• _Texte à lire_:

La discussion s’est ensuite poursuivie de manière informelle, et il nous est apparu intéressant de partager quelques extraits :
Daniel Elmiger
Si vous vous intéressez au design, vous connaissez probablement les propositions de typographie de M. Bartolini ?
Léa Mathieu
Oui, bien sûr.
Daniel Elmiger
Justement, ça, c'est un truc que je trouve exploratoire, et puis assez intéressant. Mais on peut l'utiliser aussi pour dire « Mais vous voyez quelle horreur ! ». Parce que c'est clairement pour moi une autre voix, pas mainstream. Je ne le connais pas personnellement, hein, j’ai lu, comme d'autres, qu’il avait fait ça, et pourquoi pas ? Ça montre à un niveau, plutôt autre, des possibilités qui ne sont pas beaucoup plus praticables que les solutions d’Alpheratz, à mon avis. Mais qui permettent d'autres points de vue.

• _Consigne_: Poursuivez l'échange ci-dessus sur les propositions de typographie après sa dernière phrase.

• _Documents fournis_:
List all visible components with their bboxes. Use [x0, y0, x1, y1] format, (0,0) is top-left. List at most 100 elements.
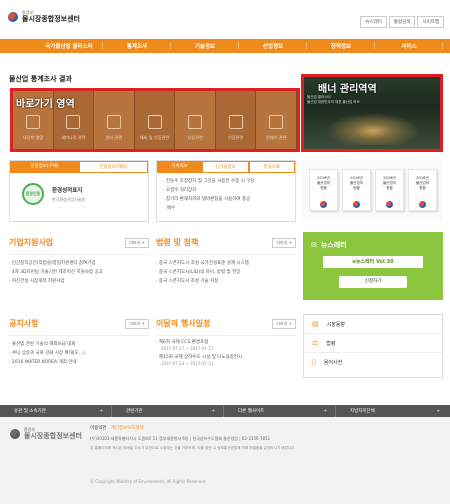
gavel-icon: ⚖	[312, 339, 319, 347]
newsletter-title: 뉴스레터	[320, 241, 347, 249]
banner-overlay-label: 배너 관리역역	[318, 84, 377, 95]
list-item[interactable]: · 쿠닉 상승과 국화 강화 시장 확대(도...)	[9, 349, 149, 358]
notice-panel: 공지사항 더보기 + · 물산업 관련 기술의 해외보급 대회 · 쿠닉 상승과…	[9, 314, 149, 378]
nav-item-statistics[interactable]: 통계조사	[103, 42, 171, 50]
list-item[interactable]: · 중국 스폰지도시 조성 기술 지침	[156, 277, 296, 286]
list-item[interactable]: · 참기리 환해처리와 템버판점을 사용하여 총공	[163, 195, 289, 204]
tech-news-panel: 지속회보 신기술정보 정규자료 · 진동수 조정장치 및 그것을 사용한 수중 …	[156, 160, 296, 222]
footer-copyright: © Copyright Ministry of Environment. All…	[90, 479, 207, 484]
tab-cert-overseas[interactable]: 인증정보(해외)	[78, 161, 148, 173]
event-date: 2017-07-27 ~ 2017-07-27	[161, 346, 214, 351]
plus-icon: +	[323, 408, 327, 414]
nav-item-tech[interactable]: 기술정보	[171, 42, 239, 50]
tab-bulletin[interactable]: 지속회보	[157, 161, 203, 173]
list-item-continuation: 배수	[167, 206, 176, 211]
quick-link-item[interactable]: 해외 및 인증관련	[134, 91, 176, 149]
footer-address: (우)30103 세종특별자치시 도움6로 11 정부세종청사 6동 | 한국상…	[90, 436, 271, 441]
newsletter-button[interactable]: 뉴스레터	[360, 16, 387, 28]
publication-book[interactable]: 2016년 물산업의 현황	[408, 169, 437, 211]
site-logo[interactable]: 환경부 물시장종합정보센터	[8, 10, 80, 23]
award-icon	[228, 115, 243, 129]
nav-item-policy[interactable]: 정책정보	[307, 42, 375, 50]
list-item[interactable]: · 물산업 관련 기술의 해외보급 대회	[9, 340, 149, 349]
ministry-emblem-icon	[353, 201, 360, 208]
list-item[interactable]: · 4차 3D프린팅 기술기반 제조혁신 지원사업 공고	[9, 268, 149, 277]
newsletter-issue[interactable]: e뉴스레터 Vol.30	[323, 256, 423, 268]
events-more-button[interactable]: 더보기 +	[272, 318, 296, 329]
globe-icon	[147, 115, 162, 129]
banner-caption-line: 물산업 대한민국의 대표 물산업 허브	[307, 100, 360, 104]
list-item[interactable]: · 오염수 처리장치	[163, 186, 289, 195]
person-icon	[106, 115, 121, 129]
list-item[interactable]: · 진동수 조정장치 및 그것을 사용한 수중 식 구당	[163, 177, 289, 186]
list-item[interactable]: · 혁신건설 시장개척 지원사업	[9, 277, 149, 286]
envelope-icon: ✉	[311, 241, 317, 249]
link-market-trend[interactable]: ▤ 시장동향	[304, 315, 442, 334]
nav-item-service[interactable]: 서비스	[375, 42, 443, 50]
footer-select-related[interactable]: 관련기관 +	[112, 405, 224, 417]
event-item[interactable]: · 제15회 국제 상하수도 시설 및 나노융합전시	[156, 354, 296, 361]
tab-regular-data[interactable]: 정규자료	[248, 161, 296, 173]
plus-icon: +	[99, 408, 103, 414]
policy-title: 법령 및 정책	[156, 238, 199, 247]
footer-select-local[interactable]: 지방자치단체 +	[336, 405, 448, 417]
folder-icon	[188, 115, 203, 129]
ministry-emblem-icon	[8, 11, 18, 22]
policy-more-button[interactable]: 더보기 +	[272, 237, 296, 248]
terms-link[interactable]: 이용약관	[90, 425, 107, 431]
event-date: 2017-07-24 ~ 2017-07-31	[161, 361, 214, 366]
document-icon	[269, 115, 284, 129]
list-item[interactable]: · 중국 스폰지도시 조성 국가건설표준 설계 시스템	[156, 259, 296, 268]
footer: 환경부 물시장종합정보센터 이용약관 개인정보보호정책 (우)30103 세종특…	[0, 417, 450, 504]
plus-icon: +	[211, 408, 215, 414]
list-item[interactable]: · 중국 스폰지도시(LID)의 하이, 방법 및 전망	[156, 268, 296, 277]
footer-link-bar: 유관 및 소속기관 + 관련기관 + 다른 웹사이트 + 지방자치단체 +	[0, 405, 450, 417]
ministry-emblem-icon	[386, 201, 393, 208]
plus-icon: +	[436, 408, 440, 414]
list-item[interactable]: · 인간창작공간(작업실)창업지원센터 참여기업	[9, 259, 149, 268]
tab-cert-domestic[interactable]: 인증정보(주체)	[10, 161, 79, 173]
ministry-emblem-icon	[320, 201, 327, 208]
nav-item-cluster[interactable]: 국가물산업 클러스터	[35, 42, 103, 50]
top-utility-buttons: 뉴스레터 통합검색 사이트맵	[360, 16, 444, 28]
publication-book[interactable]: 2016년 물산업의 현황	[309, 169, 338, 211]
list-item[interactable]: · 2016 WATER KOREA 개최 안내	[9, 358, 149, 367]
footer-select-affiliates[interactable]: 유관 및 소속기관 +	[0, 405, 112, 417]
privacy-link[interactable]: 개인정보보호정책	[111, 425, 144, 431]
quick-info-links: ▤ 시장동향 ⚖ 법령 ▯ 용어사전	[303, 314, 443, 378]
quick-link-item[interactable]: 인터 관련	[94, 91, 135, 149]
notice-title: 공지사항	[9, 319, 39, 328]
link-law[interactable]: ⚖ 법령	[304, 334, 442, 353]
footer-notice: 본 홈페이지에 게시된 이메일 주소가 무단으로 수집되는 것을 거부하며, 이…	[90, 446, 296, 450]
quick-link-item[interactable]: 전체이 관련	[256, 91, 298, 149]
events-panel: 이달의 행사일정 더보기 + · 제6차 국제 CCS 환경포럼 2017-07…	[156, 314, 296, 378]
quick-link-item[interactable]: 인증관련	[215, 91, 257, 149]
cert-tabs: 인증정보(주체) 인증정보(해외)	[10, 161, 148, 173]
newsletter-subscribe-button[interactable]: 신청하기	[339, 276, 407, 288]
publication-book[interactable]: 2016년 물산업의 현황	[342, 169, 371, 211]
ministry-emblem-icon	[419, 201, 426, 208]
newsletter-panel: ✉ 뉴스레터 e뉴스레터 Vol.30 신청하기	[303, 232, 443, 300]
event-item[interactable]: · 제6차 국제 CCS 환경포럼	[156, 339, 296, 346]
publication-book[interactable]: 2016년 물산업의 현황	[375, 169, 404, 211]
nav-item-industry[interactable]: 산업정보	[239, 42, 307, 50]
quick-links-overlay-label: 바로가기 영역	[16, 99, 75, 110]
footer-select-websites[interactable]: 다른 웹사이트 +	[224, 405, 336, 417]
news-tabs: 지속회보 신기술정보 정규자료	[157, 161, 296, 173]
eco-label-icon: 환경인증	[22, 183, 44, 205]
cert-subtitle: 한국환경산업기술원	[52, 196, 86, 202]
policy-panel: 법령 및 정책 더보기 + · 중국 스폰지도시 조성 국가건설표준 설계 시스…	[156, 232, 296, 300]
support-more-button[interactable]: 더보기 +	[125, 237, 149, 248]
notice-more-button[interactable]: 더보기 +	[125, 318, 149, 329]
cert-title[interactable]: 환경성적표지	[52, 186, 85, 194]
support-title: 기업지원사업	[9, 238, 54, 247]
search-button[interactable]: 통합검색	[388, 16, 416, 28]
ministry-emblem-icon	[10, 428, 20, 439]
tab-new-tech[interactable]: 신기술정보	[202, 161, 249, 173]
sitemap-button[interactable]: 사이트맵	[417, 16, 444, 28]
events-title: 이달의 행사일정	[156, 319, 211, 328]
quick-link-item[interactable]: 상장관련	[175, 91, 216, 149]
footer-links: 이용약관 개인정보보호정책	[90, 425, 144, 431]
header: 환경부 물시장종합정보센터 뉴스레터 통합검색 사이트맵	[0, 0, 450, 36]
link-glossary[interactable]: ▯ 용어사전	[304, 353, 442, 371]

• _Résultat_:
Erwan Péron
Je rebondis juste sur une question, par curiosité. Vous faites référence au domaine de la typographie, où la visibilisation des genres est un domaine de recherche. Tristan Bartolini fait partie de ceux-là, mais il y a aussi, par exemple, Bye-Bye Binary. Et parmi ses domaines d'application qui sont, si je puis dire, périphériques au domaine de la linguistique, est-ce qu'il y a d'autres domaines, selon vous, d’autres lieux où l'écriture inclusive ou en tout cas les questionnements de l'écriture inclusive prennent place de manière prégnante?
Daniel Elmiger
Est-ce que ce serait des pratiques plutôt orales ? Je ne sais pas. J'avais fait une chronique sur quelqu'un qui avait exploré tout le champ des signes, des couleurs, de la typographie, de superscript et autres. C'est aussi de la typographie.
Erwan Péron
Je me dis, vu qu'il y a certains acteurs qui ont une approche peut être plus sociale, parfois plus psychosociale.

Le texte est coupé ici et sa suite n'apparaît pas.